GIVEN EXERCISE:
Copy out each line of the data that holds the word "name".

(Figure record listings)
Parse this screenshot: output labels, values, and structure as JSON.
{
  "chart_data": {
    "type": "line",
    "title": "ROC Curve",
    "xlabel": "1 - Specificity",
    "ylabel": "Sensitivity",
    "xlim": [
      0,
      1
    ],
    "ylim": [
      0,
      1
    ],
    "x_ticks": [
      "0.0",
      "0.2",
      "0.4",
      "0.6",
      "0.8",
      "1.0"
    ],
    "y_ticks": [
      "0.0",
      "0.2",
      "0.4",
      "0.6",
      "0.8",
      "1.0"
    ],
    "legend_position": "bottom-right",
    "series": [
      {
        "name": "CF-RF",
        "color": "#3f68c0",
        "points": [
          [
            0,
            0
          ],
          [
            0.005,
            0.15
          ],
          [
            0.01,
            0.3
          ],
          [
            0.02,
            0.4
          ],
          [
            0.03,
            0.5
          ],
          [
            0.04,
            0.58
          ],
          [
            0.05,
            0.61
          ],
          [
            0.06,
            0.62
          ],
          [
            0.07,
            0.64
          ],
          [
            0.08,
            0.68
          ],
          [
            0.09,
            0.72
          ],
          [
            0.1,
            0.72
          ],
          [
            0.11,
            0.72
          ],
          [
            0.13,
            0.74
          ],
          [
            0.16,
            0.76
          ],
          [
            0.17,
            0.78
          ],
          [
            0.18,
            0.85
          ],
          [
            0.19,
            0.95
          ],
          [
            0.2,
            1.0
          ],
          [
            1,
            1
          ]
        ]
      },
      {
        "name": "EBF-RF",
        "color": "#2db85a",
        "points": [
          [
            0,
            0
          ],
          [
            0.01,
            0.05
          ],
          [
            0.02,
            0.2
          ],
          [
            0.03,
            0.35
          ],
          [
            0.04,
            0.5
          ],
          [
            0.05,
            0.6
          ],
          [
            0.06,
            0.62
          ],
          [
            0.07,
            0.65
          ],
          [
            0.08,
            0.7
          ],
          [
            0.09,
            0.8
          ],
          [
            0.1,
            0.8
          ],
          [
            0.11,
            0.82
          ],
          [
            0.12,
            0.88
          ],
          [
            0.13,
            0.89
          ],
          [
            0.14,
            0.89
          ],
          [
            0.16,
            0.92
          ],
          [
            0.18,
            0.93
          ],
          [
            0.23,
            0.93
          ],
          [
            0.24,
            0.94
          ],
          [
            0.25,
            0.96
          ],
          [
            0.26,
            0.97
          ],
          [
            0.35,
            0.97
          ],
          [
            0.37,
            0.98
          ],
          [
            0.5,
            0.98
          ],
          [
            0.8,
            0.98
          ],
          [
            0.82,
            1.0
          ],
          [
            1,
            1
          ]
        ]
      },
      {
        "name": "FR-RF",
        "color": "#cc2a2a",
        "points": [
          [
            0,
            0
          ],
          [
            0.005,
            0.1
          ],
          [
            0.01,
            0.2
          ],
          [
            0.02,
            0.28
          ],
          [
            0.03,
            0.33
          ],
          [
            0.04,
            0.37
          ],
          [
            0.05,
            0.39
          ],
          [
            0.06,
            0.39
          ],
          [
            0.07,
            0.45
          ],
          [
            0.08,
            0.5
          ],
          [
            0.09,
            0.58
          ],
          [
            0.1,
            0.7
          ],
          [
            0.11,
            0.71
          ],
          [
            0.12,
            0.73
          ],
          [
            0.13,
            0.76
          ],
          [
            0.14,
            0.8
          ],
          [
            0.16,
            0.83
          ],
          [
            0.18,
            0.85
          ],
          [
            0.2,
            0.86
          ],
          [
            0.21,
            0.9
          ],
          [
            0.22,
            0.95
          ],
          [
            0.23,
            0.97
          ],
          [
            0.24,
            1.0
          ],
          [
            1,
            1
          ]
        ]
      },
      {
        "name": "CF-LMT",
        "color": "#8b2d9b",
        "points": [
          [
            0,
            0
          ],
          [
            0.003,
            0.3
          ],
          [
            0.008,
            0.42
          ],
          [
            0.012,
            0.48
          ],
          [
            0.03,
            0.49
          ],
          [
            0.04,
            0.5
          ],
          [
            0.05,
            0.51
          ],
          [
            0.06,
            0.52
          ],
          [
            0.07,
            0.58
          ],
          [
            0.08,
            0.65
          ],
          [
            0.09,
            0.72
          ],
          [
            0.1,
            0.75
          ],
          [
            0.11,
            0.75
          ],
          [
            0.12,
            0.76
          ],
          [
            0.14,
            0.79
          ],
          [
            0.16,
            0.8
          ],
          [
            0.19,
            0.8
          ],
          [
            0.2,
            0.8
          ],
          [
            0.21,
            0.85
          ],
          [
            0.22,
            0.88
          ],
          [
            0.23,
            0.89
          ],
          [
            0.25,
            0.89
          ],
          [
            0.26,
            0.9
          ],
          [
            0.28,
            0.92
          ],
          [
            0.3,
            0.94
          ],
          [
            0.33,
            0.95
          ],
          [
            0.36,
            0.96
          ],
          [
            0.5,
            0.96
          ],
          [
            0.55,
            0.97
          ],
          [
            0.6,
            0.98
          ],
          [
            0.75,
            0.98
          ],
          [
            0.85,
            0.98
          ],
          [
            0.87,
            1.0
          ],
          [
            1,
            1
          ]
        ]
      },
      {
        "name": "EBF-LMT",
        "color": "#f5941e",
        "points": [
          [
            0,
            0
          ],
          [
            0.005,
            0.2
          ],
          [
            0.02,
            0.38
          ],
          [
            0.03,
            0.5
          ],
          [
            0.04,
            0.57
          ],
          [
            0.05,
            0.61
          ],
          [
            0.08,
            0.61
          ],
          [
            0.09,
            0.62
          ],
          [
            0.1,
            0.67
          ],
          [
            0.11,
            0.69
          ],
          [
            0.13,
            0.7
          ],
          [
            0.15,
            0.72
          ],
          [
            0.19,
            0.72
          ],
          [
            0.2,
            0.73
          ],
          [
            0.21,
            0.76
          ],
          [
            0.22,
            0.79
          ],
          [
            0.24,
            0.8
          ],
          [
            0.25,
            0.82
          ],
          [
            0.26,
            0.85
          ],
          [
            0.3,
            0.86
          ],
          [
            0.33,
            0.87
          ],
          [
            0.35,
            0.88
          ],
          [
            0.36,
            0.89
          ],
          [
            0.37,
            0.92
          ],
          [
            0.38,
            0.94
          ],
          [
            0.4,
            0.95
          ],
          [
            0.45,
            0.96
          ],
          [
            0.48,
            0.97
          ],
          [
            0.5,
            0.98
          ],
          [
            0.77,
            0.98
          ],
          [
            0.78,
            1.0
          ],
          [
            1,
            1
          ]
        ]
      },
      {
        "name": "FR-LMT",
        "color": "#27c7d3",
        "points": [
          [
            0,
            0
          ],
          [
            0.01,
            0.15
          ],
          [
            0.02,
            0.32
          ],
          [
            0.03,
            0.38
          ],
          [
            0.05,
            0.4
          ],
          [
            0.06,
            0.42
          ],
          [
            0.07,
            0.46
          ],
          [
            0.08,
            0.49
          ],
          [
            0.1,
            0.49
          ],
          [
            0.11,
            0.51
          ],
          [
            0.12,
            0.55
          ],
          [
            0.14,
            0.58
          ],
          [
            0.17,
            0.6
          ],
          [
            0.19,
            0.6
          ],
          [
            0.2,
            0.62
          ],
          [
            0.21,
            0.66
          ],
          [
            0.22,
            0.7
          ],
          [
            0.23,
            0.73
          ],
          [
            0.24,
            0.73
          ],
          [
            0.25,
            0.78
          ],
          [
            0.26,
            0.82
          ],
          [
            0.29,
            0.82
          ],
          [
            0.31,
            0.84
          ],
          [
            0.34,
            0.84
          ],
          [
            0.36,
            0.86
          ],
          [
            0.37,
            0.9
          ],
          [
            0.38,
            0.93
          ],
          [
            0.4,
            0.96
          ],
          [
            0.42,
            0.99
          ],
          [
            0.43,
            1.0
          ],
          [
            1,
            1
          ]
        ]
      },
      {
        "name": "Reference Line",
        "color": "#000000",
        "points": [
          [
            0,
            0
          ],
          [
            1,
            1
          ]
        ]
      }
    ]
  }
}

THE COMPLETED TASK:
        "name": "CF-RF",
        "name": "EBF-RF",
        "name": "FR-RF",
        "name": "CF-LMT",
        "name": "EBF-LMT",
        "name": "FR-LMT",
        "name": "Reference Line",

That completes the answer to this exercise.